- **Your task**
Without including the pictures, copy out every line below.

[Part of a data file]
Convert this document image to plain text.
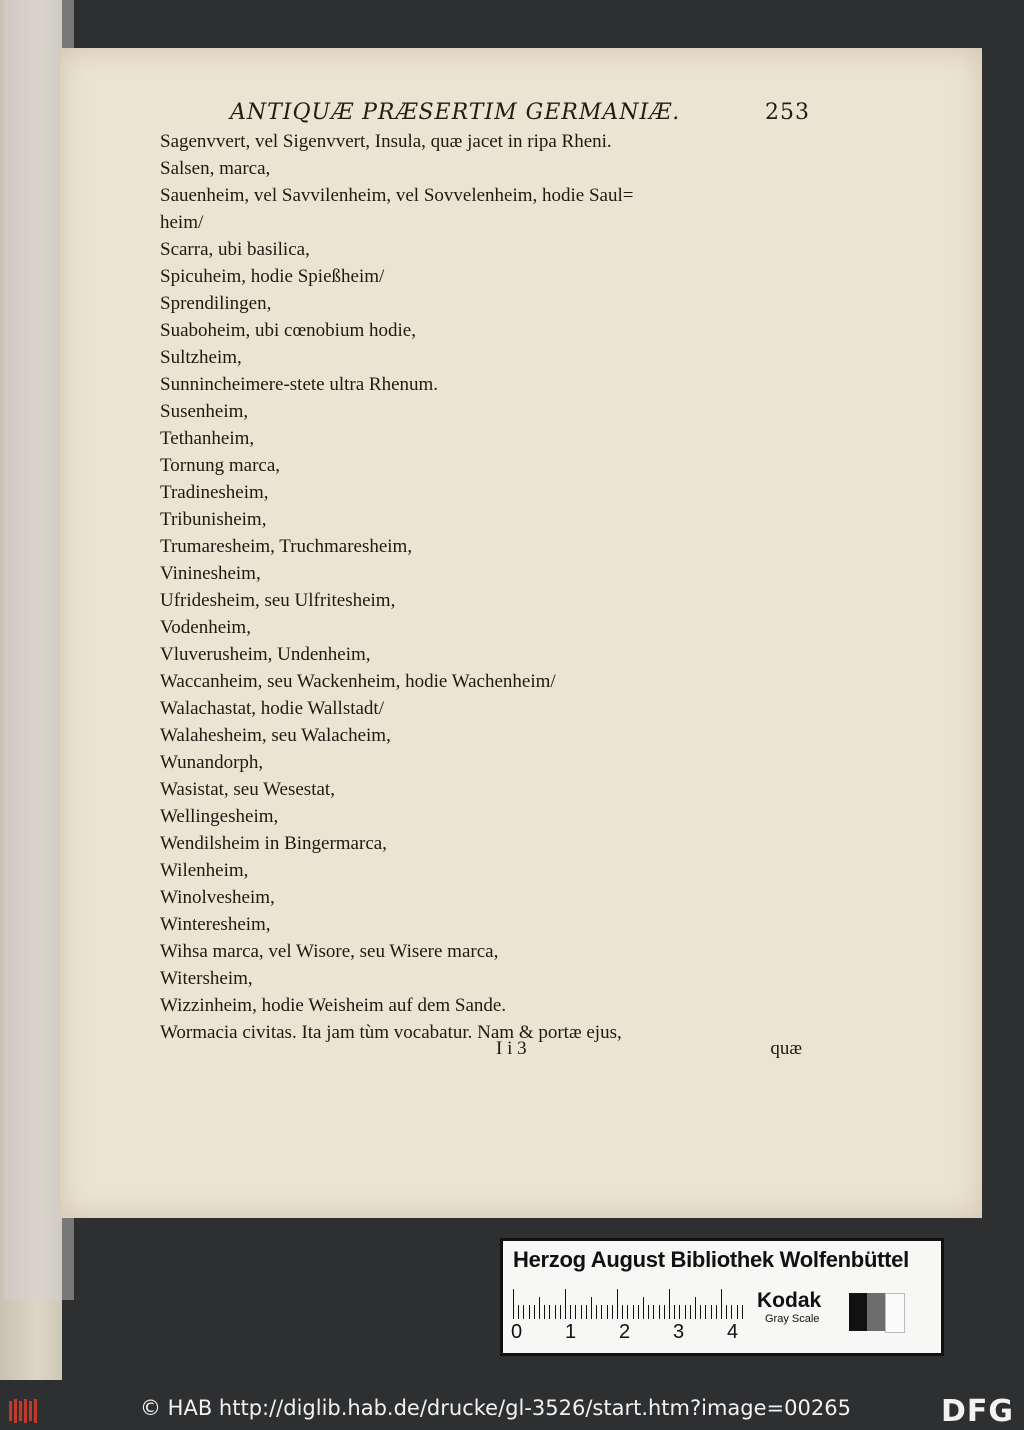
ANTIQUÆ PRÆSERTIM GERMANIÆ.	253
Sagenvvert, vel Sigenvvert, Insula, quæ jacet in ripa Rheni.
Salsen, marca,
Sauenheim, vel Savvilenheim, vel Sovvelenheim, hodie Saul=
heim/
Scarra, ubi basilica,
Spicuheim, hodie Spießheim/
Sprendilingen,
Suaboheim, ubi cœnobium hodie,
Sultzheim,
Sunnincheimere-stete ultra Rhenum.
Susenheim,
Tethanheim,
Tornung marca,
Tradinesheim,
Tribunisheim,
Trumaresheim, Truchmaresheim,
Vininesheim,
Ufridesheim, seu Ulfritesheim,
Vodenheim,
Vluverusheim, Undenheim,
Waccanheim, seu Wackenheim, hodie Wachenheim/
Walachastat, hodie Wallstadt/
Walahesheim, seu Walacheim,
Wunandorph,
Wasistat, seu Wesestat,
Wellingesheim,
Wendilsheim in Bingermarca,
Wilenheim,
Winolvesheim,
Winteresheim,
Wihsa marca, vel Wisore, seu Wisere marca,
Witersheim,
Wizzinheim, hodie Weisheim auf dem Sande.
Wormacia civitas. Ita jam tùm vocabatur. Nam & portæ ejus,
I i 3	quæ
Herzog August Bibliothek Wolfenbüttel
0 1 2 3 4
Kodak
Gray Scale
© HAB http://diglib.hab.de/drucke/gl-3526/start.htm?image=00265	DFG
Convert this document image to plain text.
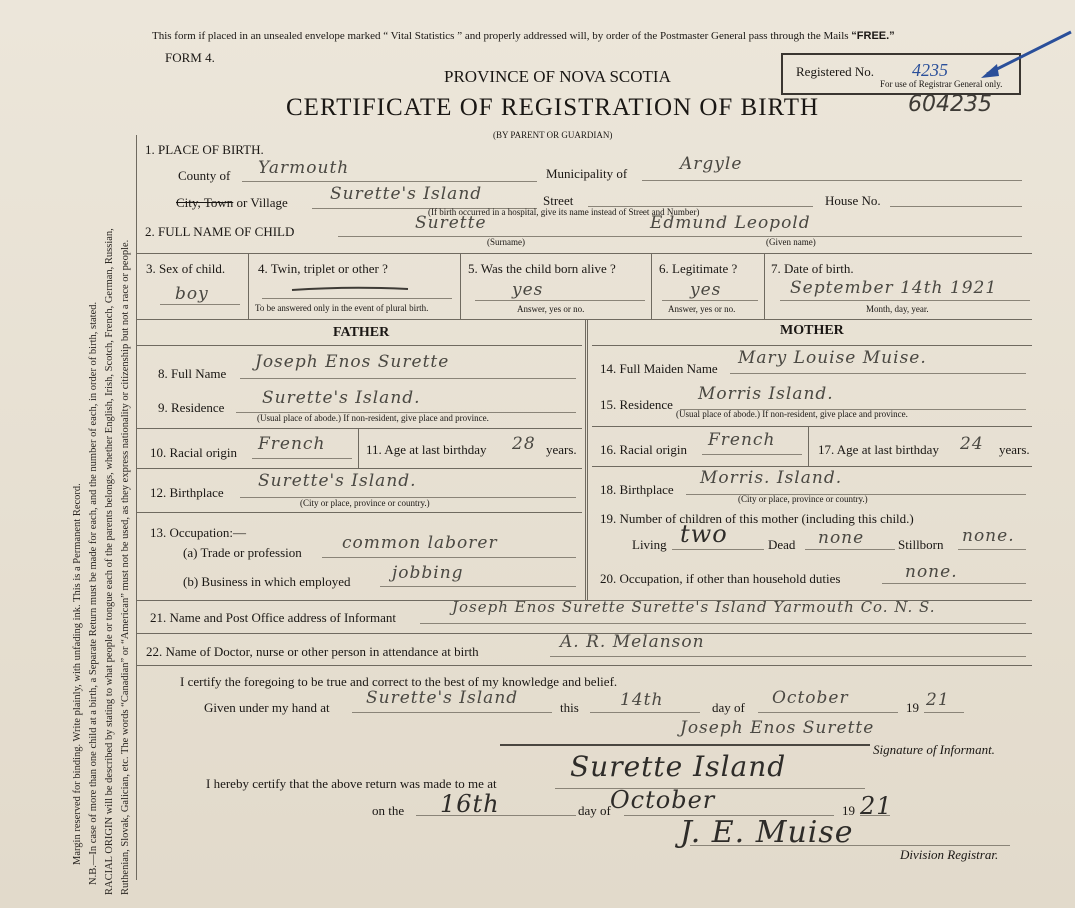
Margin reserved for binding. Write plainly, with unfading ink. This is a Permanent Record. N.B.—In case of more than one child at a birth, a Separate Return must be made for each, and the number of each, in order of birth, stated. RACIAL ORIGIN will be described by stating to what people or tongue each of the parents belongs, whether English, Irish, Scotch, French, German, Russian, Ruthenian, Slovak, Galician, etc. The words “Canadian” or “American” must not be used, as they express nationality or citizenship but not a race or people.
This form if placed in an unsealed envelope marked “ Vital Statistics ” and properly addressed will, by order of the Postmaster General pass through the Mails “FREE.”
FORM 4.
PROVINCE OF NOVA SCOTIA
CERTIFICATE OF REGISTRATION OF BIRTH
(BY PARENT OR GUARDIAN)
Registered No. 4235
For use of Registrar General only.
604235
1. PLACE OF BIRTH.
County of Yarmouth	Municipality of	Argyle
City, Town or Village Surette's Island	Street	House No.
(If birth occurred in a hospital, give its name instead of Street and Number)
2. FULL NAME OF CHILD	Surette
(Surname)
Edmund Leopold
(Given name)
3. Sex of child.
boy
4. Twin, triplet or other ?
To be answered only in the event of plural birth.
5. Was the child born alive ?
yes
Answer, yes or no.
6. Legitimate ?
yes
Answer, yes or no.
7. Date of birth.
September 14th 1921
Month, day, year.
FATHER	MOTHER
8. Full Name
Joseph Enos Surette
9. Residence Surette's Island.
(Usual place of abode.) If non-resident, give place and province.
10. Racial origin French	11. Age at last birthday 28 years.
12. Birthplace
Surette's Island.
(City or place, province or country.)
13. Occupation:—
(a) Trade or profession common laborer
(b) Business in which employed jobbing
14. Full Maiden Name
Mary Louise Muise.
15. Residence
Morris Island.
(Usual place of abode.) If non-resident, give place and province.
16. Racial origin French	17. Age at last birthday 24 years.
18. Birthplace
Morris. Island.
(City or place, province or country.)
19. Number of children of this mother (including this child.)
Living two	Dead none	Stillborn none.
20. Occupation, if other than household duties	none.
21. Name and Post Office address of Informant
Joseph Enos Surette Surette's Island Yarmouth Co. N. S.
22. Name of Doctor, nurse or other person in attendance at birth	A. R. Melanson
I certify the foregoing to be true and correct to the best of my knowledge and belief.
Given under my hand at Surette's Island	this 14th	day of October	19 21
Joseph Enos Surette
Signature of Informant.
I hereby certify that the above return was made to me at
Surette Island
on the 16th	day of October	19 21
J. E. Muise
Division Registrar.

- **Complete response**
Convert this document image to plain text.
ANTIQUÆ PRÆSERTIM GERMANIÆ.	253
Sagenvvert, vel Sigenvvert, Insula, quæ jacet in ripa Rheni.
Salsen, marca,
Sauenheim, vel Savvilenheim, vel Sovvelenheim, hodie Saul=
heim/
Scarra, ubi basilica,
Spicuheim, hodie Spießheim/
Sprendilingen,
Suaboheim, ubi cœnobium hodie,
Sultzheim,
Sunnincheimere-stete ultra Rhenum.
Susenheim,
Tethanheim,
Tornung marca,
Tradinesheim,
Tribunisheim,
Trumaresheim, Truchmaresheim,
Vininesheim,
Ufridesheim, seu Ulfritesheim,
Vodenheim,
Vluverusheim, Undenheim,
Waccanheim, seu Wackenheim, hodie Wachenheim/
Walachastat, hodie Wallstadt/
Walahesheim, seu Walacheim,
Wunandorph,
Wasistat, seu Wesestat,
Wellingesheim,
Wendilsheim in Bingermarca,
Wilenheim,
Winolvesheim,
Winteresheim,
Wihsa marca, vel Wisore, seu Wisere marca,
Witersheim,
Wizzinheim, hodie Weisheim auf dem Sande.
Wormacia civitas. Ita jam tùm vocabatur. Nam & portæ ejus,
I i 3	quæ
Herzog August Bibliothek Wolfenbüttel
0 1 2 3 4
Kodak
Gray Scale
© HAB http://diglib.hab.de/drucke/gl-3526/start.htm?image=00265	DFG
Convert this document image to plain text.
Margin reserved for binding. Write plainly, with unfading ink. This is a Permanent Record. N.B.—In case of more than one child at a birth, a Separate Return must be made for each, and the number of each, in order of birth, stated. RACIAL ORIGIN will be described by stating to what people or tongue each of the parents belongs, whether English, Irish, Scotch, French, German, Russian, Ruthenian, Slovak, Galician, etc. The words “Canadian” or “American” must not be used, as they express nationality or citizenship but not a race or people.
This form if placed in an unsealed envelope marked “ Vital Statistics ” and properly addressed will, by order of the Postmaster General pass through the Mails “FREE.”
FORM 4.
PROVINCE OF NOVA SCOTIA
CERTIFICATE OF REGISTRATION OF BIRTH
(BY PARENT OR GUARDIAN)
Registered No. 4235
For use of Registrar General only.
604235
1. PLACE OF BIRTH.
County of Yarmouth	Municipality of	Argyle
City, Town or Village Surette's Island	Street	House No.
(If birth occurred in a hospital, give its name instead of Street and Number)
2. FULL NAME OF CHILD	Surette
(Surname)
Edmund Leopold
(Given name)
3. Sex of child.
boy
4. Twin, triplet or other ?
To be answered only in the event of plural birth.
5. Was the child born alive ?
yes
Answer, yes or no.
6. Legitimate ?
yes
Answer, yes or no.
7. Date of birth.
September 14th 1921
Month, day, year.
FATHER	MOTHER
8. Full Name
Joseph Enos Surette
9. Residence Surette's Island.
(Usual place of abode.) If non-resident, give place and province.
10. Racial origin French	11. Age at last birthday 28 years.
12. Birthplace
Surette's Island.
(City or place, province or country.)
13. Occupation:—
(a) Trade or profession common laborer
(b) Business in which employed jobbing
14. Full Maiden Name
Mary Louise Muise.
15. Residence
Morris Island.
(Usual place of abode.) If non-resident, give place and province.
16. Racial origin French	17. Age at last birthday 24 years.
18. Birthplace
Morris. Island.
(City or place, province or country.)
19. Number of children of this mother (including this child.)
Living two	Dead none	Stillborn none.
20. Occupation, if other than household duties	none.
21. Name and Post Office address of Informant
Joseph Enos Surette Surette's Island Yarmouth Co. N. S.
22. Name of Doctor, nurse or other person in attendance at birth	A. R. Melanson
I certify the foregoing to be true and correct to the best of my knowledge and belief.
Given under my hand at Surette's Island	this 14th	day of October	19 21
Joseph Enos Surette
Signature of Informant.
I hereby certify that the above return was made to me at
Surette Island
on the 16th	day of October	19 21
J. E. Muise
Division Registrar.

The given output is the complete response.